▸ **Data records**
----

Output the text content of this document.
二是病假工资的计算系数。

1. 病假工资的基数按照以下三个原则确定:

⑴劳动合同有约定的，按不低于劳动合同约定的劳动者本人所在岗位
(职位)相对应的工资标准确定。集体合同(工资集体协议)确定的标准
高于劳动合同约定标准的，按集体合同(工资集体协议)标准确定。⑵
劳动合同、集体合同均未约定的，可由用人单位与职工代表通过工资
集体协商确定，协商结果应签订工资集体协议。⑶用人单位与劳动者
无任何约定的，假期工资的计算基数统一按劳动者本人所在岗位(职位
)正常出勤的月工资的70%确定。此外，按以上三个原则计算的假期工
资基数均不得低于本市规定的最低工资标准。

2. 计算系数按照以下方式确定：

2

----

▸ **Given task**
Each line of the listing should be echoed back exactly.

▸ **Task result**
Output the text content of this document.
二是病假工资的计算系数。

1. 病假工资的基数按照以下三个原则确定:

⑴劳动合同有约定的，按不低于劳动合同约定的劳动者本人所在岗位
(职位)相对应的工资标准确定。集体合同(工资集体协议)确定的标准
高于劳动合同约定标准的，按集体合同(工资集体协议)标准确定。⑵
劳动合同、集体合同均未约定的，可由用人单位与职工代表通过工资
集体协商确定，协商结果应签订工资集体协议。⑶用人单位与劳动者
无任何约定的，假期工资的计算基数统一按劳动者本人所在岗位(职位
)正常出勤的月工资的70%确定。此外，按以上三个原则计算的假期工
资基数均不得低于本市规定的最低工资标准。

2. 计算系数按照以下方式确定：

2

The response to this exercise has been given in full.